§ EXTRACTO DE LA PÁGINA:
——————
La misión de Stella Durán Escalona

Jueves, 16 de Septiembre de 2021

En el calor del mediodía, en pleno centro de Valledupar, el cuerpo esbelto de una joven mujer de cabello corto subió a la tarima ‘Francisco el hombre’ después de que decenas de hombres habían pasado por allí para cantar un son, una puya, un merengue o un paseo. Las caras de los espectadores mostraron asombro, incredulidad y rechazo, pero bastaron solo unos segundos para que la voz de Stella Durán Escalona, como una mágica flauta dulce, les acariciara el alma.

Era la última semana de abril de 1971 y se celebraba la cuarta edición del Festival de la Leyenda Vallenata, donde nunca antes, jamás, había osado una mujer presentarse a concursar en canción inédita y mucho menos, los directivos permitirlo. Una dama, se decía entonces y más en ese rincón del Caribe, no estaba para esas cosas y mucho menos para parrandear y componer o interpretar vallenatos.
——————
§ REGISTROS DE DATOS:
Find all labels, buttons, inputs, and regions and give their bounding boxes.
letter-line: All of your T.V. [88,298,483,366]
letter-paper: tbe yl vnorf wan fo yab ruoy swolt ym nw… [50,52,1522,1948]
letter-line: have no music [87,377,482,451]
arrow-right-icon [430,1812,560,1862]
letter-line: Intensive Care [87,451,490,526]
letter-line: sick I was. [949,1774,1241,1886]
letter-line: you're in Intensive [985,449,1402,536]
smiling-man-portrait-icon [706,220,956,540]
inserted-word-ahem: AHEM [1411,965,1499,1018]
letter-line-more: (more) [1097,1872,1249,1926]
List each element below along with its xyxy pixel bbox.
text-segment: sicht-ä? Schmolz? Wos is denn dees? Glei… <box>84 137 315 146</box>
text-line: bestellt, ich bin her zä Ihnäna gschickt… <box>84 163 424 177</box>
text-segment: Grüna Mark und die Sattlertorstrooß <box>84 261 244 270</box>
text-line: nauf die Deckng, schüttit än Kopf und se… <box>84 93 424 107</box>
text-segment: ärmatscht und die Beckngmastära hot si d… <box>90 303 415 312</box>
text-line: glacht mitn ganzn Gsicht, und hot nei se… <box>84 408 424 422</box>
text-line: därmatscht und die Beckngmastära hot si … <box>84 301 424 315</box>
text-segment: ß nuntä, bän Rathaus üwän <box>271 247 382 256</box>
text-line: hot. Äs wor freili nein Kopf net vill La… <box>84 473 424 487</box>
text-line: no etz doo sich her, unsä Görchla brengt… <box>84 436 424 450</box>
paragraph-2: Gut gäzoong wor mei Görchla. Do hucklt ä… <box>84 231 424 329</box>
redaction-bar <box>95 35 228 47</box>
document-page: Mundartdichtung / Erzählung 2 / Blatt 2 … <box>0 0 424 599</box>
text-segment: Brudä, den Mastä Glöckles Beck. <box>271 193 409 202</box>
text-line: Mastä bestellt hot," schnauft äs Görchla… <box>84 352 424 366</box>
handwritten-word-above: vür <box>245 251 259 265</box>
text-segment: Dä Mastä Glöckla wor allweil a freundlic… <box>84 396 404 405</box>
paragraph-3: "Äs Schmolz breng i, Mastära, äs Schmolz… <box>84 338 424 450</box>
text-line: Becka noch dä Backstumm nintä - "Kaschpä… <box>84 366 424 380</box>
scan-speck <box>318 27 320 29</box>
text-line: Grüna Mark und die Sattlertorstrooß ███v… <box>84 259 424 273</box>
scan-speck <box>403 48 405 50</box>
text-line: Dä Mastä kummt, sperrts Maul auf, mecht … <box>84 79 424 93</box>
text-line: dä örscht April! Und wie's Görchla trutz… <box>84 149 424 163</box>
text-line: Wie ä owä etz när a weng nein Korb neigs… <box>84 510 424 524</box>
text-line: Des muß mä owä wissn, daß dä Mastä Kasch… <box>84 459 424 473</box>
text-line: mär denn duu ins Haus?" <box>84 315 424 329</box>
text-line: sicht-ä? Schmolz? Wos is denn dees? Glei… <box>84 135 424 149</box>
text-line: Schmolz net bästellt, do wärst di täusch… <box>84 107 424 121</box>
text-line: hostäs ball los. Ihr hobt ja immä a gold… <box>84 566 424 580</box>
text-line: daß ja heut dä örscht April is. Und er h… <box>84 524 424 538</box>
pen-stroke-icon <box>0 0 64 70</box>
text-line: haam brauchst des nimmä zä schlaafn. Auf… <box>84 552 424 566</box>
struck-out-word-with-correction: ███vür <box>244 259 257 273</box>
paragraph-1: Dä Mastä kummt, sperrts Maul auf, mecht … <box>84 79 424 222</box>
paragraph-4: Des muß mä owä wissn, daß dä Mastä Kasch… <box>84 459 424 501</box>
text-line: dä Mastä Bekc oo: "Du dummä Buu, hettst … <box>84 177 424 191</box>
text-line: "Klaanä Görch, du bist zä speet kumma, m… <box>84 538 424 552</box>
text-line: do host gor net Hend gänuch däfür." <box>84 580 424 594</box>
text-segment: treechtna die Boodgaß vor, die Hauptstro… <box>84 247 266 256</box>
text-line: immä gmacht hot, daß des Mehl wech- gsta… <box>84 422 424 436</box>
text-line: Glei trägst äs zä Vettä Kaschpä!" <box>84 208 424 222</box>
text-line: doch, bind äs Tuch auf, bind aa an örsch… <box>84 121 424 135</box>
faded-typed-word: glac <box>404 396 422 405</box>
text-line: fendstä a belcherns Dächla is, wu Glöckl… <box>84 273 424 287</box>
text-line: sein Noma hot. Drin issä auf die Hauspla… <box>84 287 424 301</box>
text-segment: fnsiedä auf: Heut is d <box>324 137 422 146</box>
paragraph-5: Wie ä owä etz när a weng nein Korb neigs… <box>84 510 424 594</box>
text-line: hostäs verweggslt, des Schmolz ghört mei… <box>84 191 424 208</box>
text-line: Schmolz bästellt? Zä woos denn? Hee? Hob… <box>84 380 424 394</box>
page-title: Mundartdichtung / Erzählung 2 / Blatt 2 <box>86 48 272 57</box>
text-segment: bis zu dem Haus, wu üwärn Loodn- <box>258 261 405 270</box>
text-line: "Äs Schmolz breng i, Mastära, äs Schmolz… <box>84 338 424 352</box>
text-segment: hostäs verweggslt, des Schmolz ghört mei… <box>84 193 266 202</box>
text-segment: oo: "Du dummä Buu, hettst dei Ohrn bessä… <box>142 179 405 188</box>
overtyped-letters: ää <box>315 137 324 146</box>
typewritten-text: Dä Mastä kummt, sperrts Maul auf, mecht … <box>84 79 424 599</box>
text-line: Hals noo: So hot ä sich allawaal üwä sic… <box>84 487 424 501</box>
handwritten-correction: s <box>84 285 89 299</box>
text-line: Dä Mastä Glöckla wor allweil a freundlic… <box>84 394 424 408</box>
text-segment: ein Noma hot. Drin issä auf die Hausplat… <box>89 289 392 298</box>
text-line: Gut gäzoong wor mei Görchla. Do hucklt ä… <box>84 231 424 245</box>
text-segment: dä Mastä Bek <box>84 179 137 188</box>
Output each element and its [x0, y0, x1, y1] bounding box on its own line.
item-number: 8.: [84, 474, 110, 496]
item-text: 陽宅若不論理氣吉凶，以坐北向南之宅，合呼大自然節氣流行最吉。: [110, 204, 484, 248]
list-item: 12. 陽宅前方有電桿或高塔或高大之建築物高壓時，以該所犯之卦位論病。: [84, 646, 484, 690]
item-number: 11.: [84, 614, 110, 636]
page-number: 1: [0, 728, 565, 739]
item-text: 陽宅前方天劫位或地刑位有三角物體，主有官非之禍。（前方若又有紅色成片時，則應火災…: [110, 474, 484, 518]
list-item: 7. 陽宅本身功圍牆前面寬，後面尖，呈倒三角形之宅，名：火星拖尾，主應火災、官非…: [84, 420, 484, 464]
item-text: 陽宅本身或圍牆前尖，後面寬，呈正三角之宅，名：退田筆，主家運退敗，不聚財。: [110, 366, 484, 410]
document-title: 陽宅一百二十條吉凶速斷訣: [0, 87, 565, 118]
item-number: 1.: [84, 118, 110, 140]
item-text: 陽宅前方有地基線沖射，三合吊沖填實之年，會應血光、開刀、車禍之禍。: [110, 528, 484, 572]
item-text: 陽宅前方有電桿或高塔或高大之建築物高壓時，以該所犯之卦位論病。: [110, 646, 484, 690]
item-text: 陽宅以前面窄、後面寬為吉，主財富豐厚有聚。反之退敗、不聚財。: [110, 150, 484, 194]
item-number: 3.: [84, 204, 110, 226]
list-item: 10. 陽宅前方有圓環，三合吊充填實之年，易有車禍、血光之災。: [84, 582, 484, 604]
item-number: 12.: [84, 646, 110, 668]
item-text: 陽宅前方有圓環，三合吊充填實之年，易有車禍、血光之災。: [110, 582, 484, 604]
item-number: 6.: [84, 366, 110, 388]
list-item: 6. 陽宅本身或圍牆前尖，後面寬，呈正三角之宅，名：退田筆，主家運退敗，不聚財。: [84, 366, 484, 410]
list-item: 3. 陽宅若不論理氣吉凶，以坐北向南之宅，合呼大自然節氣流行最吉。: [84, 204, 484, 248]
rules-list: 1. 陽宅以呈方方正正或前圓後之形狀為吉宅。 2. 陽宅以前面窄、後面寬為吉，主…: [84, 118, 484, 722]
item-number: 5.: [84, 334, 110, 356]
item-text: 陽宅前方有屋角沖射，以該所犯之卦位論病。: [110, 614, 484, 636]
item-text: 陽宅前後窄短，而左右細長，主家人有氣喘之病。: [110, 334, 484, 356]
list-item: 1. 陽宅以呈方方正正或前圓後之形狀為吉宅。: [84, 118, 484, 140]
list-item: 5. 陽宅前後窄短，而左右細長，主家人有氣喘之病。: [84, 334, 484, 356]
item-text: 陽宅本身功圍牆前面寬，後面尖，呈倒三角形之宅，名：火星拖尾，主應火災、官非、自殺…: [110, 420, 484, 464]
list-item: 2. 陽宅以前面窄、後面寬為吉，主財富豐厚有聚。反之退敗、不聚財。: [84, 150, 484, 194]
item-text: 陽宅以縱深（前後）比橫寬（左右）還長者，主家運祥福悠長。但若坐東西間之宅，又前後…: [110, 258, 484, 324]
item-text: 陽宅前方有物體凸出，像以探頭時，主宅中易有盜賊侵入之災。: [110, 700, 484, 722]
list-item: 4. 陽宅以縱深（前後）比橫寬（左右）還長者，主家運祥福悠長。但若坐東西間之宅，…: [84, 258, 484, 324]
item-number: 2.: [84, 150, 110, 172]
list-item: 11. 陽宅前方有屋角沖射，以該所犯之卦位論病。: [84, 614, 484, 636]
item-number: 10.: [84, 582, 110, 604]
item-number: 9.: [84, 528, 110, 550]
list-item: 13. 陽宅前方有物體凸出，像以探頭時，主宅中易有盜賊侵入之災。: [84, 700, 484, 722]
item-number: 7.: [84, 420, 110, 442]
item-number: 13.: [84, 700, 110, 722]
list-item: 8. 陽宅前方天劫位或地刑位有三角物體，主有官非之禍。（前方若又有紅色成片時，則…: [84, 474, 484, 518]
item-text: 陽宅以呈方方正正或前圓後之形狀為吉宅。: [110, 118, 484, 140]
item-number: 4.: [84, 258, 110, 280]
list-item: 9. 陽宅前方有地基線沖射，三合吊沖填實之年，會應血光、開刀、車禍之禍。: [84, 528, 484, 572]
——————
§ ACTIVIDADES:
(1) Enumera los géneros musicales que, según el extracto, interpretaron los hombres en la tarima antes de que subiera Stella Durán Escalona.
(2) Indica si cada afirmación concuerda con el extracto y cita las palabras que lo deciden: (a) La tarima a la que subió Stella Durán Escalona se llamaba ‘Francisco el hombre’. (b) Stella Durán Escalona llevaba el cabello largo. (c) En 1971 se celebraba la cuarta edición del Festival de la Leyenda Vallenata.

§ SOLUCIONES:
(1) Son, puya, merengue y paseo.

(2)
(a) Sí: «subió a la tarima ‘Francisco el hombre’».
(b) No: «una joven mujer de cabello corto».
(c) Sí: «se celebraba la cuarta edición del Festival de la Leyenda Vallenata».